■ **PROBLEM DESCRIPTION**
With every picture left out, give the data below back exactly.

■ **DATASET CONTENT**
--- START ---
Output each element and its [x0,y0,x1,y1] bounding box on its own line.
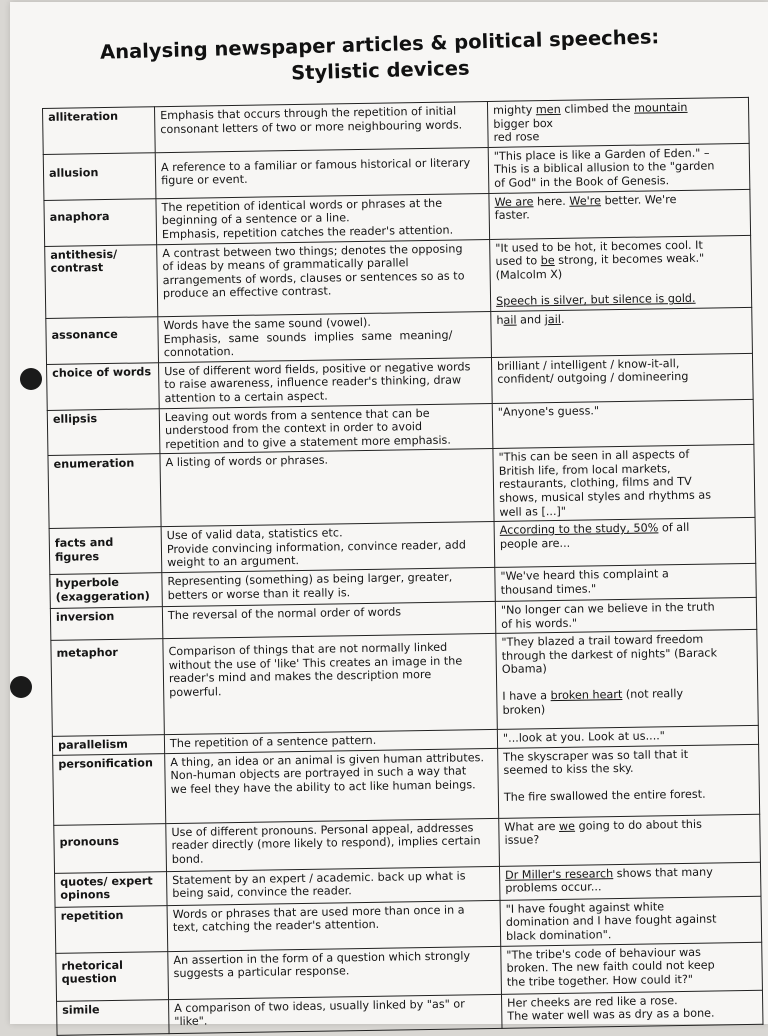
definition-line: Representing (something) as being larger, greater, [167,570,453,589]
device-definition [169,994,502,1033]
device-example [500,896,762,946]
definition-line: being said, convince the reader. [172,884,352,901]
example-line: British life, from local markets, [498,462,671,478]
definition-line: The repetition of a sentence pattern. [169,734,377,751]
device-example [495,563,757,601]
example-line: "Anyone's guess." [497,403,600,419]
device-term: antithesis/ contrast [45,244,158,318]
example-line: restaurants, clothing, films and TV [498,475,692,492]
example-line: "This can be seen in all aspects of [498,448,690,465]
example-line: "...look at you. Look at us...." [502,729,666,746]
example-line: "This place is like a Garden of Eden." – [493,146,710,163]
definition-line: weight to an argument. [167,554,300,570]
example-line: We are here. We're better. We're [494,192,677,209]
device-term: facts and figures [49,527,162,575]
device-term: pronouns [54,823,167,873]
stylistic-devices-table [42,97,763,1036]
example-line: What are we going to do about this [504,817,702,834]
device-example [499,862,761,900]
example-line: hail and jail. [496,312,565,327]
example-line: confident/ outgoing / domineering [497,370,689,387]
device-definition [167,900,501,951]
punch-hole-lower [10,676,32,698]
device-term: enumeration [48,454,161,529]
device-term: inversion [50,607,162,641]
device-term: alliteration [43,107,156,155]
device-definition [165,748,499,823]
example-line: people are... [499,536,571,551]
example-line: seemed to kiss the sky. [503,762,634,778]
device-term: quotes/ expert opinons [55,871,168,907]
definition-line: Leaving out words from a sentence that can be [164,406,430,424]
example-line: This is a biblical allusion to the "garden [493,159,715,177]
example-line: broken. The new faith could not keep [506,958,715,976]
device-example [494,518,756,568]
example-line: "They blazed a trail toward freedom [501,632,704,650]
title-line-1: Analysing newspaper articles & political speeches: [99,25,660,64]
definition-line: "like". [174,1014,208,1029]
example-line: shows, musical styles and rhythms as [499,488,712,505]
title-line-2: Stylistic devices [290,56,470,85]
definition-line: produce an effective contrast. [162,284,332,301]
example-line: Obama) [501,662,547,677]
definition-line: understood from the context in order to avoid [164,420,423,438]
example-line: The skyscraper was so tall that it [503,747,689,764]
definition-line: A reference to a familiar or famous historical or literary [160,156,471,174]
device-term: choice of words [47,362,160,410]
device-example [490,235,752,311]
example-line: of God" in the Book of Genesis. [494,174,670,190]
example-line: Her cheeks are red like a rose. [507,993,678,1010]
example-line: "I have fought against white [505,900,665,916]
definition-line: consonant letters of two or more neighbouring words. [160,117,463,136]
device-term: repetition [55,905,168,953]
device-definition [159,403,493,454]
device-definition [159,357,493,408]
example-line: The fire swallowed the entire forest. [503,787,706,804]
example-line: "It used to be hot, it becomes cool. It [495,238,703,255]
definition-line: Statement by an expert / academic. back up what is [172,869,466,887]
definition-line: The reversal of the normal order of words [167,605,402,623]
device-term: hyperbole (exaggeration) [50,573,163,609]
definition-line: Emphasis, repetition catches the reader's attention. [161,223,454,242]
definition-line: Emphasis, same sounds implies same meaning/ [163,328,453,346]
definition-line: arrangements of words, clauses or sentences so as to [162,269,465,287]
device-definition [160,449,494,527]
definition-line: reader's mind and makes the description more [168,668,432,686]
example-line: domination and I have fought against [505,912,717,930]
example-line: problems occur... [505,880,602,896]
example-line: mighty men climbed the mountain [492,100,688,117]
definition-line: attention to a certain aspect. [164,389,328,406]
definition-line: Words have the same sound (vowel). [163,315,372,333]
example-line: broken) [502,702,546,717]
definition-line: reader directly (more likely to respond), implies certain [171,834,481,853]
example-line: The water well was as dry as a bone. [507,1006,715,1024]
device-example [492,399,754,449]
definition-line: to raise awareness, influence reader's thinking, draw [164,373,462,392]
table-row [51,630,758,737]
example-line: used to be strong, it becomes weak." [495,251,705,269]
device-example [496,630,758,730]
definition-line: An assertion in the form of a question which strongly [173,949,471,967]
definition-line: Provide convincing information, convince reader, add [166,538,466,556]
device-definition [158,311,492,362]
device-example [499,814,761,866]
device-example [489,189,751,239]
example-line: thousand times." [500,581,597,597]
device-example [498,744,760,818]
example-line: the tribe together. How could it?" [506,972,694,989]
example-line: issue? [504,833,540,848]
example-line: "We've heard this complaint a [500,567,669,583]
definition-line: A listing of words or phrases. [165,453,329,470]
definition-line: Use of different pronouns. Personal appeal, addresses [171,821,474,839]
definition-line: Use of valid data, statistics etc. [166,526,343,543]
definition-line: without the use of 'like' This creates an image in the [168,654,463,672]
device-definition [168,946,502,999]
definition-line: suggests a particular response. [173,964,350,981]
device-term: allusion [43,153,156,201]
device-term: rhetorical question [56,951,169,1001]
device-definition [161,522,495,573]
device-term: ellipsis [47,408,160,456]
device-definition [157,239,491,317]
device-term: metaphor [51,639,164,737]
definition-line: Use of different word fields, positive or negative words [164,360,471,378]
example-line: black domination". [505,928,612,943]
table-row [48,445,755,529]
definition-line: Emphasis that occurs through the repetition of initial [160,104,457,123]
definition-line: figure or event. [161,173,248,188]
example-line: "No longer can we believe in the truth [500,600,715,617]
device-definition [156,193,490,244]
definition-line: powerful. [169,685,222,700]
definition-line: betters or worse than it really is. [167,585,351,602]
definition-line: connotation. [163,345,235,360]
definition-line: A comparison of two ideas, usually linked by "as" or [174,997,465,1015]
device-term: assonance [46,317,159,365]
device-definition [162,567,495,606]
device-example [488,143,750,193]
example-line: of his words." [501,616,578,631]
device-example [495,597,756,633]
example-line: I have a broken heart (not really [502,687,684,703]
device-example [491,353,753,403]
device-example [501,990,763,1028]
device-term: parallelism [52,735,164,755]
definition-line: Comparison of things that are not normally linked [168,640,448,659]
example-line: According to the study, 50% of all [499,521,690,538]
device-term: personification [53,753,166,825]
device-definition [154,102,488,153]
device-definition [163,634,497,735]
example-line: Dr Miller's research shows that many [505,865,713,882]
example-line: well as [...]" [499,504,567,519]
device-example [501,942,763,994]
example-line: red rose [493,130,540,145]
definition-line: The repetition of identical words or phrases at the [161,196,443,214]
definition-line: text, catching the reader's attention. [172,918,380,935]
table-row [45,235,752,318]
definition-line: A thing, an idea or an animal is given human attributes. [170,750,485,769]
example-line: bigger box [493,116,554,131]
definition-line: beginning of a sentence or a line. [161,211,350,228]
device-definition [162,601,495,638]
definition-line: repetition and to give a statement more emphasis. [165,433,451,451]
definition-line: we feel they have the ability to act like human beings. [170,778,476,797]
punch-hole-upper [20,368,42,390]
device-definition [167,866,500,905]
definition-line: bond. [171,852,204,867]
example-line: "The tribe's code of behaviour was [506,945,701,962]
definition-line: A contrast between two things; denotes the opposing [162,241,463,260]
device-example [491,307,753,357]
example-line: brilliant / intelligent / know-it-all, [497,356,680,373]
device-term: anaphora [44,199,157,247]
device-example [493,445,755,522]
example-line: (Malcolm X) [495,267,563,282]
device-term: simile [57,999,170,1035]
device-example [487,97,749,147]
example-line: Speech is silver, but silence is gold. [495,292,696,309]
device-definition [155,147,489,198]
table-row [53,744,760,825]
example-line: through the darkest of nights" (Barack [501,646,718,663]
example-line: faster. [494,208,530,223]
definition-line: Words or phrases that are used more than once in a [172,903,465,921]
definition-line: Non-human objects are portrayed in such a way that [170,764,467,783]
device-definition [166,818,500,871]
definition-line: of ideas by means of grammatically parallel [162,256,409,274]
--- END ---
■ **ANSWER AREA**
Output each element and its [x0,y0,x1,y1] bounding box on its own line.
definition-line: Representing (something) as being larger, greater, [167,570,453,589]
device-definition [169,994,502,1033]
device-example [500,896,762,946]
definition-line: being said, convince the reader. [172,884,352,901]
example-line: British life, from local markets, [498,462,671,478]
definition-line: The repetition of a sentence pattern. [169,734,377,751]
device-example [495,563,757,601]
example-line: "Anyone's guess." [497,403,600,419]
device-term: antithesis/ contrast [45,244,158,318]
example-line: restaurants, clothing, films and TV [498,475,692,492]
example-line: "This can be seen in all aspects of [498,448,690,465]
example-line: "...look at you. Look at us...." [502,729,666,746]
example-line: "This place is like a Garden of Eden." – [493,146,710,163]
definition-line: weight to an argument. [167,554,300,570]
example-line: We are here. We're better. We're [494,192,677,209]
device-term: facts and figures [49,527,162,575]
device-term: pronouns [54,823,167,873]
stylistic-devices-table [42,97,763,1036]
example-line: What are we going to do about this [504,817,702,834]
device-example [499,862,761,900]
example-line: hail and jail. [496,312,565,327]
example-line: confident/ outgoing / domineering [497,370,689,387]
device-definition [167,900,501,951]
punch-hole-lower [10,676,32,698]
device-term: enumeration [48,454,161,529]
device-term: inversion [50,607,162,641]
device-term: alliteration [43,107,156,155]
device-definition [165,748,499,823]
example-line: people are... [499,536,571,551]
example-line: seemed to kiss the sky. [503,762,634,778]
device-term: quotes/ expert opinons [55,871,168,907]
definition-line: Leaving out words from a sentence that can be [164,406,430,424]
example-line: This is a biblical allusion to the "garden [493,159,715,177]
example-line: broken. The new faith could not keep [506,958,715,976]
device-example [494,518,756,568]
example-line: "They blazed a trail toward freedom [501,632,704,650]
title-line-1: Analysing newspaper articles & political speeches: [99,25,660,64]
definition-line: "like". [174,1014,208,1029]
example-line: shows, musical styles and rhythms as [499,488,712,505]
title-line-2: Stylistic devices [290,56,470,85]
definition-line: produce an effective contrast. [162,284,332,301]
example-line: Obama) [501,662,547,677]
definition-line: understood from the context in order to avoid [164,420,423,438]
example-line: The skyscraper was so tall that it [503,747,689,764]
definition-line: A reference to a familiar or famous historical or literary [160,156,471,174]
device-term: choice of words [47,362,160,410]
device-example [490,235,752,311]
example-line: of God" in the Book of Genesis. [494,174,670,190]
example-line: Her cheeks are red like a rose. [507,993,678,1010]
example-line: "I have fought against white [505,900,665,916]
definition-line: consonant letters of two or more neighbouring words. [160,117,463,136]
device-term: repetition [55,905,168,953]
device-definition [159,403,493,454]
device-definition [159,357,493,408]
example-line: The fire swallowed the entire forest. [503,787,706,804]
example-line: "It used to be hot, it becomes cool. It [495,238,703,255]
definition-line: Statement by an expert / academic. back up what is [172,869,466,887]
definition-line: The reversal of the normal order of words [167,605,402,623]
device-term: hyperbole (exaggeration) [50,573,163,609]
definition-line: Emphasis, repetition catches the reader's attention. [161,223,454,242]
definition-line: Emphasis, same sounds implies same meaning/ [163,328,453,346]
definition-line: arrangements of words, clauses or sentences so as to [162,269,465,287]
device-definition [160,449,494,527]
definition-line: reader's mind and makes the description more [168,668,432,686]
example-line: domination and I have fought against [505,912,717,930]
example-line: problems occur... [505,880,602,896]
example-line: mighty men climbed the mountain [492,100,688,117]
definition-line: attention to a certain aspect. [164,389,328,406]
definition-line: Words have the same sound (vowel). [163,315,372,333]
example-line: broken) [502,702,546,717]
definition-line: reader directly (more likely to respond), implies certain [171,834,481,853]
example-line: The water well was as dry as a bone. [507,1006,715,1024]
device-example [492,399,754,449]
definition-line: to raise awareness, influence reader's thinking, draw [164,373,462,392]
table-row [51,630,758,737]
example-line: used to be strong, it becomes weak." [495,251,705,269]
device-example [496,630,758,730]
definition-line: An assertion in the form of a question which strongly [173,949,471,967]
definition-line: Provide convincing information, convince reader, add [166,538,466,556]
device-definition [158,311,492,362]
device-example [499,814,761,866]
device-example [489,189,751,239]
example-line: thousand times." [500,581,597,597]
device-example [498,744,760,818]
example-line: the tribe together. How could it?" [506,972,694,989]
example-line: issue? [504,833,540,848]
example-line: "We've heard this complaint a [500,567,669,583]
definition-line: A listing of words or phrases. [165,453,329,470]
definition-line: Use of different pronouns. Personal appeal, addresses [171,821,474,839]
definition-line: Use of valid data, statistics etc. [166,526,343,543]
definition-line: without the use of 'like' This creates an image in the [168,654,463,672]
device-definition [168,946,502,999]
definition-line: suggests a particular response. [173,964,350,981]
device-term: allusion [43,153,156,201]
device-term: rhetorical question [56,951,169,1001]
device-definition [161,522,495,573]
device-term: ellipsis [47,408,160,456]
device-definition [157,239,491,317]
device-term: metaphor [51,639,164,737]
definition-line: Use of different word fields, positive or negative words [164,360,471,378]
example-line: black domination". [505,928,612,943]
table-row [48,445,755,529]
definition-line: Emphasis that occurs through the repetition of initial [160,104,457,123]
definition-line: figure or event. [161,173,248,188]
example-line: "No longer can we believe in the truth [500,600,715,617]
device-definition [156,193,490,244]
definition-line: powerful. [169,685,222,700]
definition-line: betters or worse than it really is. [167,585,351,602]
definition-line: connotation. [163,345,235,360]
definition-line: A comparison of two ideas, usually linked by "as" or [174,997,465,1015]
device-term: assonance [46,317,159,365]
device-definition [162,567,495,606]
device-example [488,143,750,193]
example-line: of his words." [501,616,578,631]
device-example [495,597,756,633]
example-line: I have a broken heart (not really [502,687,684,703]
device-example [491,353,753,403]
device-example [501,990,763,1028]
device-term: parallelism [52,735,164,755]
definition-line: Comparison of things that are not normally linked [168,640,448,659]
example-line: According to the study, 50% of all [499,521,690,538]
device-term: personification [53,753,166,825]
device-definition [154,102,488,153]
device-definition [163,634,497,735]
example-line: Dr Miller's research shows that many [505,865,713,882]
example-line: well as [...]" [499,504,567,519]
device-example [501,942,763,994]
example-line: red rose [493,130,540,145]
definition-line: The repetition of identical words or phrases at the [161,196,443,214]
definition-line: text, catching the reader's attention. [172,918,380,935]
table-row [45,235,752,318]
definition-line: A thing, an idea or an animal is given human attributes. [170,750,485,769]
example-line: bigger box [493,116,554,131]
definition-line: beginning of a sentence or a line. [161,211,350,228]
device-definition [162,601,495,638]
definition-line: repetition and to give a statement more emphasis. [165,433,451,451]
definition-line: we feel they have the ability to act like human beings. [170,778,476,797]
punch-hole-upper [20,368,42,390]
device-definition [167,866,500,905]
definition-line: bond. [171,852,204,867]
example-line: "The tribe's code of behaviour was [506,945,701,962]
definition-line: A contrast between two things; denotes the opposing [162,241,463,260]
device-example [491,307,753,357]
example-line: brilliant / intelligent / know-it-all, [497,356,680,373]
device-term: anaphora [44,199,157,247]
device-example [493,445,755,522]
example-line: (Malcolm X) [495,267,563,282]
device-term: simile [57,999,170,1035]
device-example [487,97,749,147]
example-line: Speech is silver, but silence is gold. [495,292,696,309]
device-definition [155,147,489,198]
table-row [53,744,760,825]
example-line: through the darkest of nights" (Barack [501,646,718,663]
example-line: faster. [494,208,530,223]
definition-line: Words or phrases that are used more than once in a [172,903,465,921]
definition-line: Non-human objects are portrayed in such a way that [170,764,467,783]
device-definition [166,818,500,871]
definition-line: of ideas by means of grammatically parallel [162,256,409,274]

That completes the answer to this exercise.